(Records from a collection of figures)
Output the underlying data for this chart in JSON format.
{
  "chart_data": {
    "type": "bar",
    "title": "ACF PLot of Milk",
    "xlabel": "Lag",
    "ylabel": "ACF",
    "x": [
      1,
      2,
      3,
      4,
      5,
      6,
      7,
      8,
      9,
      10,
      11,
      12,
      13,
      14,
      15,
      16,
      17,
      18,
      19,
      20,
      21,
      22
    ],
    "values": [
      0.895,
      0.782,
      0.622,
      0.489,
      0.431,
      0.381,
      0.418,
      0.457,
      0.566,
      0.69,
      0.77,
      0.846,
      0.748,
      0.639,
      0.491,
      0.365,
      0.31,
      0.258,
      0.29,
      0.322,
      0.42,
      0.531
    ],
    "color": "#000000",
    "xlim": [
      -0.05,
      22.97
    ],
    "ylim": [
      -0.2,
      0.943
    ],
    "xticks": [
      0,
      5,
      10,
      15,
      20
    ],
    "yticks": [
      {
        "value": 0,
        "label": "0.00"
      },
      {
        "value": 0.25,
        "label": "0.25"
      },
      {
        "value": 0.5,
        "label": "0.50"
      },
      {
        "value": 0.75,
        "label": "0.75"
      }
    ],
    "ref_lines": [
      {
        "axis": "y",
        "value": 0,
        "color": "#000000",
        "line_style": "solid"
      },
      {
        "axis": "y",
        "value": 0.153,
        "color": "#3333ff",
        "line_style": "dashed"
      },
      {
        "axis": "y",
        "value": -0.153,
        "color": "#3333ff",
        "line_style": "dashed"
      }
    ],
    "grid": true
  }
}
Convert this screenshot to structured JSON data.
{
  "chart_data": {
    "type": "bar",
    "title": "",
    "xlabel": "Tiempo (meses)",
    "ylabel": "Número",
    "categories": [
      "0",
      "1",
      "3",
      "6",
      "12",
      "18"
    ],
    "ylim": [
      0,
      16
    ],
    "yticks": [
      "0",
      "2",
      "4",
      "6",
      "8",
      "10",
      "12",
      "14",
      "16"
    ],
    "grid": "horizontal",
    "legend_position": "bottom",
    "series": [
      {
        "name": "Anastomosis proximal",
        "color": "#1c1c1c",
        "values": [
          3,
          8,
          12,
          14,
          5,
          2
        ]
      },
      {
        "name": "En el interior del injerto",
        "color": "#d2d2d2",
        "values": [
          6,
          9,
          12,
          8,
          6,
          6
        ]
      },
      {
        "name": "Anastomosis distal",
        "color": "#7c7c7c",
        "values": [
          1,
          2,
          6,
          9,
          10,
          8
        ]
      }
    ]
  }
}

Task objective: Copy all lines in the listing above where the string "color" appears.

Exercise response:
    "color": "#000000",
        "color": "#000000",
        "color": "#3333ff",
        "color": "#3333ff",
        "color": "#1c1c1c",
        "color": "#d2d2d2",
        "color": "#7c7c7c",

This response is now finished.